### Exercise goal
Find the lines with the string "value" and return them.

### Information shown
+ + +
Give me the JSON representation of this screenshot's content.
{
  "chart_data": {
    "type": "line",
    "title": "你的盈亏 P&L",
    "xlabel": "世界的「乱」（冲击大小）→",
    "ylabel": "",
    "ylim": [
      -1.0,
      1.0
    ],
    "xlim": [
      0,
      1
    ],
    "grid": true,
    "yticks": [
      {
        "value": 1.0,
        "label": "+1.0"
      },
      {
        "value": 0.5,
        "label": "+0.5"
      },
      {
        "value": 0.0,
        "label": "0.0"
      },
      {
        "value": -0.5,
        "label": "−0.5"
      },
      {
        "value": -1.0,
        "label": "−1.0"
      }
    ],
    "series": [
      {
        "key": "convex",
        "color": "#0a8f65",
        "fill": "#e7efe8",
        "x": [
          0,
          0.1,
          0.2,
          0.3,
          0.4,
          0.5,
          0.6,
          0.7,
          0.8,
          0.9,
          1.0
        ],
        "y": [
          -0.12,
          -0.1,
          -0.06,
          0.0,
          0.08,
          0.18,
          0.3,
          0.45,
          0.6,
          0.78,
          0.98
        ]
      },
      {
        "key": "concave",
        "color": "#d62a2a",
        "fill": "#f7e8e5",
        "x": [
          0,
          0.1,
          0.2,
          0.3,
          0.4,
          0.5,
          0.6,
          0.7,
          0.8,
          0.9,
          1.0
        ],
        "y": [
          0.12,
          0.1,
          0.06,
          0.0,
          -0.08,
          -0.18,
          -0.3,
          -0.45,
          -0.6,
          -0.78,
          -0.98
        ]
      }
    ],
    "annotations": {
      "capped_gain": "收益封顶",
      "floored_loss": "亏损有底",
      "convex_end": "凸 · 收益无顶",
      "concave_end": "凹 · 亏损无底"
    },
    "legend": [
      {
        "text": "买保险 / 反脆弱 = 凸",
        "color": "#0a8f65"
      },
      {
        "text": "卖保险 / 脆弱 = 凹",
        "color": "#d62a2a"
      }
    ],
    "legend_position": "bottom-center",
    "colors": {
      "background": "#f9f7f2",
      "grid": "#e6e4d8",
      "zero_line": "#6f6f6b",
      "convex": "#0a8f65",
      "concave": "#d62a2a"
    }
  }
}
+ + +
### Completed exercise
        "value": 1.0,
        "value": 0.5,
        "value": 0.0,
        "value": -0.5,
        "value": -1.0,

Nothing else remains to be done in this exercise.